[Records from a data collection]
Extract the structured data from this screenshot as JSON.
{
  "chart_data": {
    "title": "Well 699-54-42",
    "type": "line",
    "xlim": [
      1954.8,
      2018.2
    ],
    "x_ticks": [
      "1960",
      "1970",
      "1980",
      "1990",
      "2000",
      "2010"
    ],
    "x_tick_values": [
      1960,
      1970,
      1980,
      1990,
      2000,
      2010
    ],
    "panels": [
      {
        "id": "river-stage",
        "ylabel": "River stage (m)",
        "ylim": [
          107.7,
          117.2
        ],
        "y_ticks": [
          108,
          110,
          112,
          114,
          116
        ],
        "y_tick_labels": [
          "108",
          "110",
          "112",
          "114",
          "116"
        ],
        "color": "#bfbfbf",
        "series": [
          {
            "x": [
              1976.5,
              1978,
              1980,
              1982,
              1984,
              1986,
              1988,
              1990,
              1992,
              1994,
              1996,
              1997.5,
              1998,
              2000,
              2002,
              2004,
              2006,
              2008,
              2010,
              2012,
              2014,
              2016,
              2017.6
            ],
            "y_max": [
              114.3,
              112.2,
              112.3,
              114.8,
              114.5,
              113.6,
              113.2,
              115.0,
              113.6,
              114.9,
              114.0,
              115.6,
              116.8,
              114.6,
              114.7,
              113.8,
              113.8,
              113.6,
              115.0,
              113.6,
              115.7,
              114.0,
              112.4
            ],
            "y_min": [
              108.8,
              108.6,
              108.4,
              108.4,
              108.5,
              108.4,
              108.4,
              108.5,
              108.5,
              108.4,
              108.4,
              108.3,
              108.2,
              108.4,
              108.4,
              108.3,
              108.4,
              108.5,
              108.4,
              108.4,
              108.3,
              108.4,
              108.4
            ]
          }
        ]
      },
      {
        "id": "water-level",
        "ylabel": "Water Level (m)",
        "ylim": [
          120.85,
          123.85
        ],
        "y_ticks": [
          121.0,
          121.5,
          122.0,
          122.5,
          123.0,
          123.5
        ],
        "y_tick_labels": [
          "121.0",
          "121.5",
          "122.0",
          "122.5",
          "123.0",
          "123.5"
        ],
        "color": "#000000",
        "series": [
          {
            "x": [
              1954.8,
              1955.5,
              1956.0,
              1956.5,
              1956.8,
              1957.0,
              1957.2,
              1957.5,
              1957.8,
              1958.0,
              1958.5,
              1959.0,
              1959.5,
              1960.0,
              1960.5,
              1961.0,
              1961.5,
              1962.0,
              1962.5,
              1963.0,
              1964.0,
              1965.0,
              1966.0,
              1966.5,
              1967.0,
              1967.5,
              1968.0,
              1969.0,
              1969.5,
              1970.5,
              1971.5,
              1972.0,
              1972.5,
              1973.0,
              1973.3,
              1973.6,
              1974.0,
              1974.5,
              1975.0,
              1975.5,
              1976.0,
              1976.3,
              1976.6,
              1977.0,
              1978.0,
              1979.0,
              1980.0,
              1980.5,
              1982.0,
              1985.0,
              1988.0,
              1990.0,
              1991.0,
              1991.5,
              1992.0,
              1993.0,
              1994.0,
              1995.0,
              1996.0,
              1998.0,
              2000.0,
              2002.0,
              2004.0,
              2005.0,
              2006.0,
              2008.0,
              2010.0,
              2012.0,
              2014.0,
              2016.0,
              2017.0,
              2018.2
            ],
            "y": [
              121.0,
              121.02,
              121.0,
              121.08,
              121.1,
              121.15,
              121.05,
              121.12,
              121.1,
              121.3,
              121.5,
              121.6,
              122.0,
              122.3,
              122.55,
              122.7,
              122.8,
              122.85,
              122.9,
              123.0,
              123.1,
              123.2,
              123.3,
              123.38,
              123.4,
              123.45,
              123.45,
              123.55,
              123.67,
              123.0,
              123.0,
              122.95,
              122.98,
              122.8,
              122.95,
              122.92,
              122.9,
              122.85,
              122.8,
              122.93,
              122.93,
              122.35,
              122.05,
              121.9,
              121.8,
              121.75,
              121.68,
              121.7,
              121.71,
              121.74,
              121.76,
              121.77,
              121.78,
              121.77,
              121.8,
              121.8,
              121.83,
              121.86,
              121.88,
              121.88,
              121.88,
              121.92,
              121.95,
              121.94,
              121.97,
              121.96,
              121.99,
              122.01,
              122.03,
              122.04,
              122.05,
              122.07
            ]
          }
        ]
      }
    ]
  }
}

▶ Problem statement
Transcribe every entry word for word.

▶ Answer in full
Extract the structured data from this screenshot as JSON.
{
  "chart_data": {
    "title": "Well 699-54-42",
    "type": "line",
    "xlim": [
      1954.8,
      2018.2
    ],
    "x_ticks": [
      "1960",
      "1970",
      "1980",
      "1990",
      "2000",
      "2010"
    ],
    "x_tick_values": [
      1960,
      1970,
      1980,
      1990,
      2000,
      2010
    ],
    "panels": [
      {
        "id": "river-stage",
        "ylabel": "River stage (m)",
        "ylim": [
          107.7,
          117.2
        ],
        "y_ticks": [
          108,
          110,
          112,
          114,
          116
        ],
        "y_tick_labels": [
          "108",
          "110",
          "112",
          "114",
          "116"
        ],
        "color": "#bfbfbf",
        "series": [
          {
            "x": [
              1976.5,
              1978,
              1980,
              1982,
              1984,
              1986,
              1988,
              1990,
              1992,
              1994,
              1996,
              1997.5,
              1998,
              2000,
              2002,
              2004,
              2006,
              2008,
              2010,
              2012,
              2014,
              2016,
              2017.6
            ],
            "y_max": [
              114.3,
              112.2,
              112.3,
              114.8,
              114.5,
              113.6,
              113.2,
              115.0,
              113.6,
              114.9,
              114.0,
              115.6,
              116.8,
              114.6,
              114.7,
              113.8,
              113.8,
              113.6,
              115.0,
              113.6,
              115.7,
              114.0,
              112.4
            ],
            "y_min": [
              108.8,
              108.6,
              108.4,
              108.4,
              108.5,
              108.4,
              108.4,
              108.5,
              108.5,
              108.4,
              108.4,
              108.3,
              108.2,
              108.4,
              108.4,
              108.3,
              108.4,
              108.5,
              108.4,
              108.4,
              108.3,
              108.4,
              108.4
            ]
          }
        ]
      },
      {
        "id": "water-level",
        "ylabel": "Water Level (m)",
        "ylim": [
          120.85,
          123.85
        ],
        "y_ticks": [
          121.0,
          121.5,
          122.0,
          122.5,
          123.0,
          123.5
        ],
        "y_tick_labels": [
          "121.0",
          "121.5",
          "122.0",
          "122.5",
          "123.0",
          "123.5"
        ],
        "color": "#000000",
        "series": [
          {
            "x": [
              1954.8,
              1955.5,
              1956.0,
              1956.5,
              1956.8,
              1957.0,
              1957.2,
              1957.5,
              1957.8,
              1958.0,
              1958.5,
              1959.0,
              1959.5,
              1960.0,
              1960.5,
              1961.0,
              1961.5,
              1962.0,
              1962.5,
              1963.0,
              1964.0,
              1965.0,
              1966.0,
              1966.5,
              1967.0,
              1967.5,
              1968.0,
              1969.0,
              1969.5,
              1970.5,
              1971.5,
              1972.0,
              1972.5,
              1973.0,
              1973.3,
              1973.6,
              1974.0,
              1974.5,
              1975.0,
              1975.5,
              1976.0,
              1976.3,
              1976.6,
              1977.0,
              1978.0,
              1979.0,
              1980.0,
              1980.5,
              1982.0,
              1985.0,
              1988.0,
              1990.0,
              1991.0,
              1991.5,
              1992.0,
              1993.0,
              1994.0,
              1995.0,
              1996.0,
              1998.0,
              2000.0,
              2002.0,
              2004.0,
              2005.0,
              2006.0,
              2008.0,
              2010.0,
              2012.0,
              2014.0,
              2016.0,
              2017.0,
              2018.2
            ],
            "y": [
              121.0,
              121.02,
              121.0,
              121.08,
              121.1,
              121.15,
              121.05,
              121.12,
              121.1,
              121.3,
              121.5,
              121.6,
              122.0,
              122.3,
              122.55,
              122.7,
              122.8,
              122.85,
              122.9,
              123.0,
              123.1,
              123.2,
              123.3,
              123.38,
              123.4,
              123.45,
              123.45,
              123.55,
              123.67,
              123.0,
              123.0,
              122.95,
              122.98,
              122.8,
              122.95,
              122.92,
              122.9,
              122.85,
              122.8,
              122.93,
              122.93,
              122.35,
              122.05,
              121.9,
              121.8,
              121.75,
              121.68,
              121.7,
              121.71,
              121.74,
              121.76,
              121.77,
              121.78,
              121.77,
              121.8,
              121.8,
              121.83,
              121.86,
              121.88,
              121.88,
              121.88,
              121.92,
              121.95,
              121.94,
              121.97,
              121.96,
              121.99,
              122.01,
              122.03,
              122.04,
              122.05,
              122.07
            ]
          }
        ]
      }
    ]
  }
}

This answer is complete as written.